Each line containing the word "this" must be reported.

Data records
===============

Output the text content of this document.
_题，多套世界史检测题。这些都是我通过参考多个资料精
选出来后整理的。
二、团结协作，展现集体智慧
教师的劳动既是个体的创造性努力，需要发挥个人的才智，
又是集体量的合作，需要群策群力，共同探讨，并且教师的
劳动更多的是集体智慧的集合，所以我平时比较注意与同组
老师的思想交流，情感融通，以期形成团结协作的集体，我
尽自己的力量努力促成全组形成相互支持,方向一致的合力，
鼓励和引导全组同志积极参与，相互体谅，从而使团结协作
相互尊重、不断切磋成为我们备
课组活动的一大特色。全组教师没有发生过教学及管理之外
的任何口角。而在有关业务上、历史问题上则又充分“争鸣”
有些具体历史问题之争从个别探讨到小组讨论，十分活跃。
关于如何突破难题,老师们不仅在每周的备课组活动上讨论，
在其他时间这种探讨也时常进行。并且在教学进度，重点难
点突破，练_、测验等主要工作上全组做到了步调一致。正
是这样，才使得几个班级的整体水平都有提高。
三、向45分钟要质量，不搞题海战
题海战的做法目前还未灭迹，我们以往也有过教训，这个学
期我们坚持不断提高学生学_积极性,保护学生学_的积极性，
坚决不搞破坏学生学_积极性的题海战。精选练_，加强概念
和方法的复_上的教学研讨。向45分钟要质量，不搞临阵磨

===============

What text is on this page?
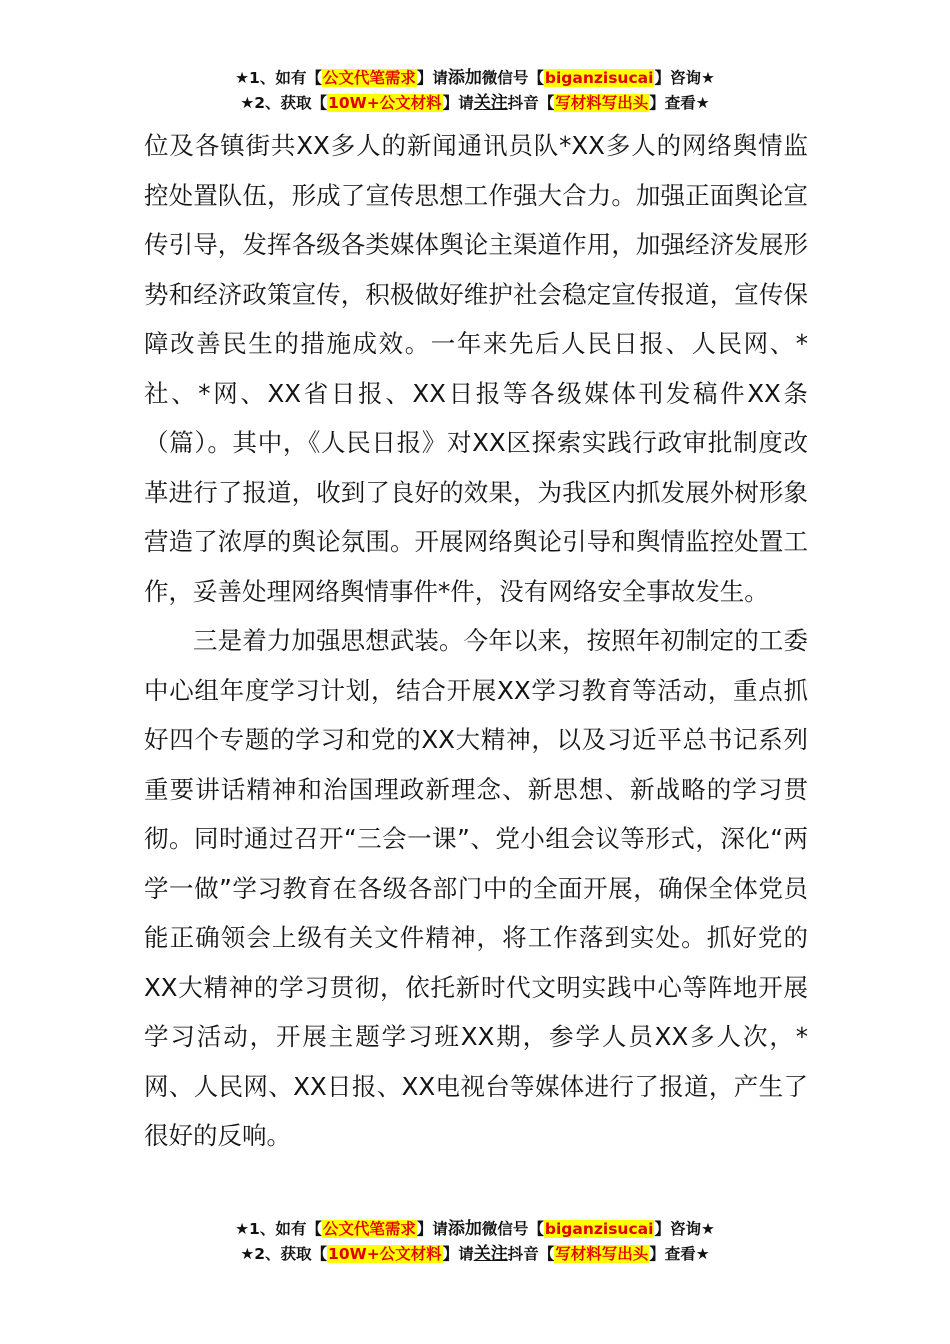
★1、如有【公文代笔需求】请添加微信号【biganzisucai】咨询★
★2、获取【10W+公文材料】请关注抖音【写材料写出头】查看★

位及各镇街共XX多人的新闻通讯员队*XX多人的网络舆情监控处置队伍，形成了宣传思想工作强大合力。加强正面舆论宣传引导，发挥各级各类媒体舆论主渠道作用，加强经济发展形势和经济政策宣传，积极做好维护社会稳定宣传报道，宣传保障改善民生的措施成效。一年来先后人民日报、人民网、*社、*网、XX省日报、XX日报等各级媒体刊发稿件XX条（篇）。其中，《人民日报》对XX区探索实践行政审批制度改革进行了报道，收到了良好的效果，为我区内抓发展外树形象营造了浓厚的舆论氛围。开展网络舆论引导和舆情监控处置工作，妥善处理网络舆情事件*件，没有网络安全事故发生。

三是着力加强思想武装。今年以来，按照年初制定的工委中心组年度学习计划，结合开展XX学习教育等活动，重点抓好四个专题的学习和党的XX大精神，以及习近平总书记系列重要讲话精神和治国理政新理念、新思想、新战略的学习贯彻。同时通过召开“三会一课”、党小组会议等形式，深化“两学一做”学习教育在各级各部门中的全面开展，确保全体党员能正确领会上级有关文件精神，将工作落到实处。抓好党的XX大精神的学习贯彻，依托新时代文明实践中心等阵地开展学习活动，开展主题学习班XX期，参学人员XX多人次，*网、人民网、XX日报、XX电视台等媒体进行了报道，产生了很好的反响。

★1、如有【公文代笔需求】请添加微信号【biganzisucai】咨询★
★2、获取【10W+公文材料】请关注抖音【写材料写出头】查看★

===============

• **Complete answer**:
Output the text content of this document.
What text is on this page?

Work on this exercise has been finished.